## Start PASSAGE

Question

Simple arctan integration

Answer 1

\[\int\limits_{?}^{?} \frac{ 1 }{ 4+x^2 } dx\]

Answer 2

I multiplied top and bottom by 1/4, i get \[\frac{ \frac{ 1 }{ 4 } }{ 1 + \frac{ x^2 }{ 4 } }\]

Answer 3

Take out the 1/4 ( and do arctan(x/2)

Answer 4

What did i do wrong?

Answer 5

\[\int\limits_{}^{}\frac{ 1 }{ x^2+a^2 }~dx=\frac{1}{a}\arctan(\frac{x}{a})\]

Answer 6

\[\int\limits_{}^{}\frac{1}{x^2+4}~dx=\int\limits_{}^{}\frac{1}{x^2+2^2}~dx=\frac{1}{2}\arctan(\frac{x}{2})+c\]

4 became z^2 and that 2 replaced with a in a^2

Answer 7

4 became 2^2 and that 2 replaced with a in a^2 *

Answer 8

makes sense?

Answer 9

I thought the derivative of tan^-1 is 1/1+x^2

Answer 10

Yes, 1+x^2 can work, i rewrite it as x^2+1 but that doesnt change, i can both apply to the rule either or. Sorry, i didn't mean to confuse by rearranging it to make the higher degree bethe first.

## End PASSAGE
## Start DATA LISTING

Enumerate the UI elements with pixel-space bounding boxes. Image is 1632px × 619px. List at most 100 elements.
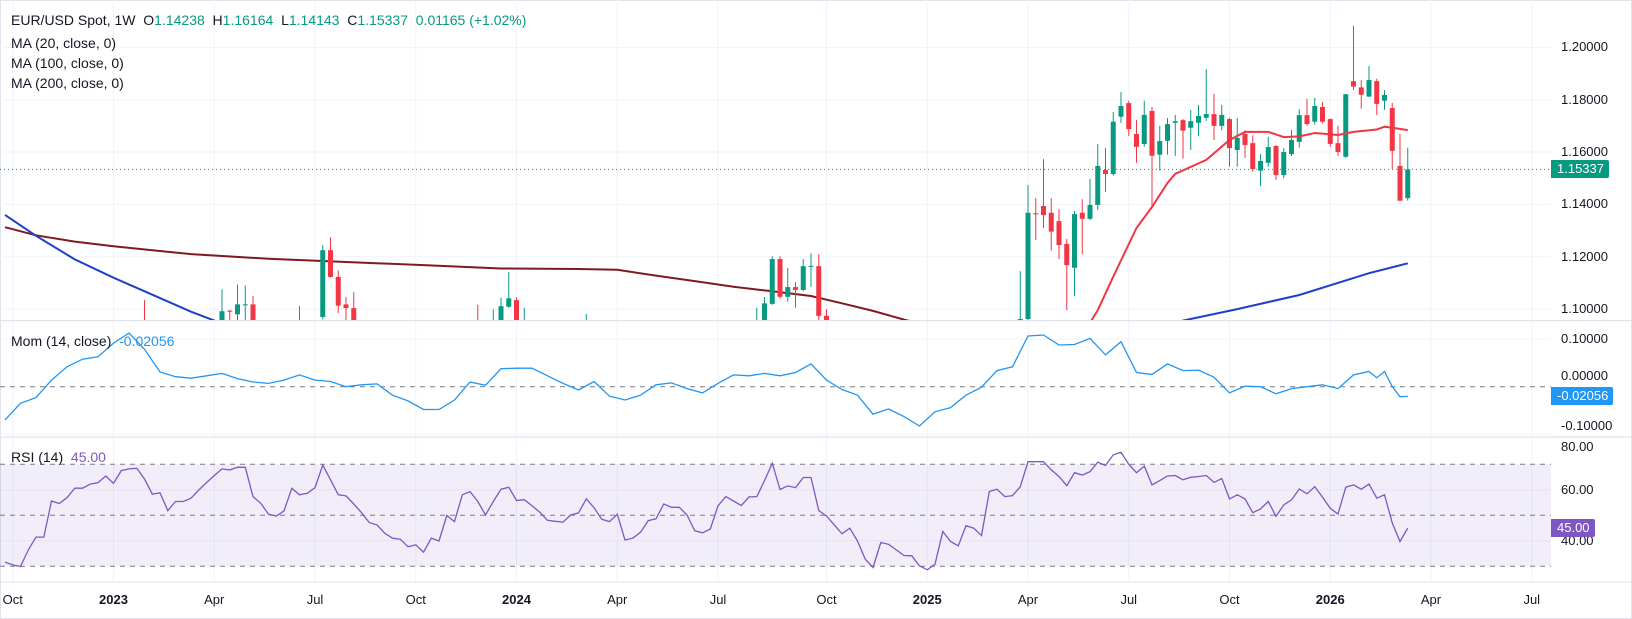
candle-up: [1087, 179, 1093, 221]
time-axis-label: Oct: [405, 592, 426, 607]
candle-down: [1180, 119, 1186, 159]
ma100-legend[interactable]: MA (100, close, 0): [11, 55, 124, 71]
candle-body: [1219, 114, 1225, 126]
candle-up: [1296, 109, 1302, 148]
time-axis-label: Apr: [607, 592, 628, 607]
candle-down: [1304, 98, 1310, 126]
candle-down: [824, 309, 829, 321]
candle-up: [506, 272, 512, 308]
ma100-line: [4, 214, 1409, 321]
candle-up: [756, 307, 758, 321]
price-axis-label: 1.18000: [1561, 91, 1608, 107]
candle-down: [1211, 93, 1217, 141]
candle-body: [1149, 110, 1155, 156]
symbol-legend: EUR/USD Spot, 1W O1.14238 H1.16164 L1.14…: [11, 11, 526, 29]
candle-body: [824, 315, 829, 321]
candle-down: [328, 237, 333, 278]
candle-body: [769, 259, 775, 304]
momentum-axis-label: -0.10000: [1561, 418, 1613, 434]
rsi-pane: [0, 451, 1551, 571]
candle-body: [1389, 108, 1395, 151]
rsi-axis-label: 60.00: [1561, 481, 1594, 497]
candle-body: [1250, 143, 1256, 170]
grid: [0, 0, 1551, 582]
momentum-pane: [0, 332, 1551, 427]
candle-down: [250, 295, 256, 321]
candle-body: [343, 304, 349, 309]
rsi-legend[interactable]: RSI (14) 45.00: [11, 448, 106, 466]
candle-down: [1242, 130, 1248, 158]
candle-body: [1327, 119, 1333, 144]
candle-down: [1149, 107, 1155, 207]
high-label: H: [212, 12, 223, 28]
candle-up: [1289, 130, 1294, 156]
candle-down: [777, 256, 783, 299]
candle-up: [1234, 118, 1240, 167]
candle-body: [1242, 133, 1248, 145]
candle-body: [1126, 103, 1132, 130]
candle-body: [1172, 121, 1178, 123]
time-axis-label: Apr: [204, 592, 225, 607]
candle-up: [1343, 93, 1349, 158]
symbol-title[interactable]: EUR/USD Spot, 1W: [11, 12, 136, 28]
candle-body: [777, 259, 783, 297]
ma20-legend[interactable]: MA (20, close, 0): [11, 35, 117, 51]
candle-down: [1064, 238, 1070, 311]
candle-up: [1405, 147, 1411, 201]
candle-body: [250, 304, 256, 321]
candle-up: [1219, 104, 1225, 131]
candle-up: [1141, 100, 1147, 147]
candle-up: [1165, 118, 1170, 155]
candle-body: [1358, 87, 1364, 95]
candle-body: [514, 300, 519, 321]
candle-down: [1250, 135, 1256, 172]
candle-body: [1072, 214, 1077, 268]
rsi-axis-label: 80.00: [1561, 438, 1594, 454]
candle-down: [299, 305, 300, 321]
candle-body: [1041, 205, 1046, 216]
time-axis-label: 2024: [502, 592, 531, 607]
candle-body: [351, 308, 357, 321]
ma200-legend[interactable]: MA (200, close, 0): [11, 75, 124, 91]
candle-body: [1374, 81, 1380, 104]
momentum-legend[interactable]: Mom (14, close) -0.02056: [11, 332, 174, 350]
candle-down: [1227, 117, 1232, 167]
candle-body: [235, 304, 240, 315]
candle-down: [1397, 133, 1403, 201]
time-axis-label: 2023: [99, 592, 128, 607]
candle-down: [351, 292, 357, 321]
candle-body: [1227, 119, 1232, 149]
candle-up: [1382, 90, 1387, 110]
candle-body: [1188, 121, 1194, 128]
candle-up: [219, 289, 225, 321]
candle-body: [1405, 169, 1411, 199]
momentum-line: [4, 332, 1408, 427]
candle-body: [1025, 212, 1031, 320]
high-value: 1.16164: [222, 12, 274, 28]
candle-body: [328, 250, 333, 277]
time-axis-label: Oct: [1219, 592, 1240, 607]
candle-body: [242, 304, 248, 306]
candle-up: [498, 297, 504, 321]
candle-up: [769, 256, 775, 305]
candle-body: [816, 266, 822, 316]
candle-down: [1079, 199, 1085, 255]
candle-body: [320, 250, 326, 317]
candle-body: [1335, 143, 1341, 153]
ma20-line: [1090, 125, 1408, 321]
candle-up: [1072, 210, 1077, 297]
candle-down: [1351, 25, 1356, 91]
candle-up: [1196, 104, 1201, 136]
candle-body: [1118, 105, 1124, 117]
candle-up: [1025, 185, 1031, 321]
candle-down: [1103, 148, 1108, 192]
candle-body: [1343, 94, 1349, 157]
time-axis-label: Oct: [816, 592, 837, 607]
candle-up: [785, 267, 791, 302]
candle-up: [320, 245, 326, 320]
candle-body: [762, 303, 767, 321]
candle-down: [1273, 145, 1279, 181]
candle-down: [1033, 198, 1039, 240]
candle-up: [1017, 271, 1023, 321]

## End DATA LISTING

[CHALLENGE]
Based on the arctan integration thread, state whether each statement agrees with it: (a) One participant multiplied the top and bottom of the integrand by 1/4. (b) One participant believed the derivative of tan^-1 to be 1/1+x^2. (c) The thread says that rewriting 1+x^2 as x^2+1 changes how the rule applies. Answer each with yes or no and quote the deciding words.

[PROBLEM SOLUTION]
(a) Yes: "I multiplied top and bottom by 1/4"
(b) Yes: "I thought the derivative of tan^-1 is 1/1+x^2"
(c) No: "i rewrite it as x^2+1 but that doesnt change"